# start of PROVIDED MATERIAL

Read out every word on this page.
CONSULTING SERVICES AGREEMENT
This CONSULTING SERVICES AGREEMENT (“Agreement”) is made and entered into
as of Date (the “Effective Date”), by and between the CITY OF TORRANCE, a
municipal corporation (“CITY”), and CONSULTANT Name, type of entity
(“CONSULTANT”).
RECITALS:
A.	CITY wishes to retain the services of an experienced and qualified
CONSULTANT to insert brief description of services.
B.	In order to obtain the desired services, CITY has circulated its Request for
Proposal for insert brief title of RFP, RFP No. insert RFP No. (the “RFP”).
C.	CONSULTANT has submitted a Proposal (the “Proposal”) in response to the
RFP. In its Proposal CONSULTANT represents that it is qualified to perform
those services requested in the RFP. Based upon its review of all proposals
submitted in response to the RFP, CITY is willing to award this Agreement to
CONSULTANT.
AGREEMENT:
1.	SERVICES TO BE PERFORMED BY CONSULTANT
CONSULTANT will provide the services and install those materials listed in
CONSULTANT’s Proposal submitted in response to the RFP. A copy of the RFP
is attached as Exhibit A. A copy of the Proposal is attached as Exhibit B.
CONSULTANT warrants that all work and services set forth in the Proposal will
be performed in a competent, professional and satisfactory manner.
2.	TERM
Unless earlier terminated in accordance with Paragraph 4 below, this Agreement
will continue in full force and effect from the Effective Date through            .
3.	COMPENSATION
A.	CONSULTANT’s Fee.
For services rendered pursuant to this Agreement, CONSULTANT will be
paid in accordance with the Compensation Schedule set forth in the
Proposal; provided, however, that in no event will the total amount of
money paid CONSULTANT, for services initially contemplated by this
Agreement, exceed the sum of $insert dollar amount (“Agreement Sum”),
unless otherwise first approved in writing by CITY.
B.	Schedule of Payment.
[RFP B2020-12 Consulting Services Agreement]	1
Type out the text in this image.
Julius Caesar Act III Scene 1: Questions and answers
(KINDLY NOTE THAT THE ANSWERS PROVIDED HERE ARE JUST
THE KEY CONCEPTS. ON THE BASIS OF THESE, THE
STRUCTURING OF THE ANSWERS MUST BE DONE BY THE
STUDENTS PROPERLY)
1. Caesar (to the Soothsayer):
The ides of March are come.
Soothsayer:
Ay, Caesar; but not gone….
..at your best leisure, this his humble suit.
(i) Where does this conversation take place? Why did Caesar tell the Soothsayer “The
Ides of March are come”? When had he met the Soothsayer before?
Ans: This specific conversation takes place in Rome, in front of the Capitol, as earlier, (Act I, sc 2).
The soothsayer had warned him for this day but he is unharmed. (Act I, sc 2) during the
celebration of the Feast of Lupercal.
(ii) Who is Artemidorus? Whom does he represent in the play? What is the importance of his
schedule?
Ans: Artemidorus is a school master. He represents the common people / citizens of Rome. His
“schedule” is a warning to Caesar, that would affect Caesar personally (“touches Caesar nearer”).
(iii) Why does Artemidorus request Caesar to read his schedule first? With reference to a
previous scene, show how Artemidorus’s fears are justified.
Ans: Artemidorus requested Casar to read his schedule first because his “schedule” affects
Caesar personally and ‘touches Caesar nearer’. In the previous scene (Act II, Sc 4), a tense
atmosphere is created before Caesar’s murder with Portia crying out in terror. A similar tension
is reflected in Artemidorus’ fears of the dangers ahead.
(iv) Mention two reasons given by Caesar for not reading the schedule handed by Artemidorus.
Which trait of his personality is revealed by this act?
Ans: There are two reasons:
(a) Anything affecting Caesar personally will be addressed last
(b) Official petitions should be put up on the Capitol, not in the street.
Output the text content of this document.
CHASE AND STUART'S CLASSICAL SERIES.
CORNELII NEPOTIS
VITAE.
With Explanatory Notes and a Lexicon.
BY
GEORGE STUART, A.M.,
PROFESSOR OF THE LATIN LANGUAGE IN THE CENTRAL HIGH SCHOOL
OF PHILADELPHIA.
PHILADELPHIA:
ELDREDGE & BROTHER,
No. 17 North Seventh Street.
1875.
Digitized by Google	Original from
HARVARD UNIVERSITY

# end of PROVIDED MATERIAL

TASK DETAILS:
Scan the material line by line and report each one that contains "qualified".

ANSWER TO THIS EXERCISE:
A.	CITY wishes to retain the services of an experienced and qualified
RFP. In its Proposal CONSULTANT represents that it is qualified to perform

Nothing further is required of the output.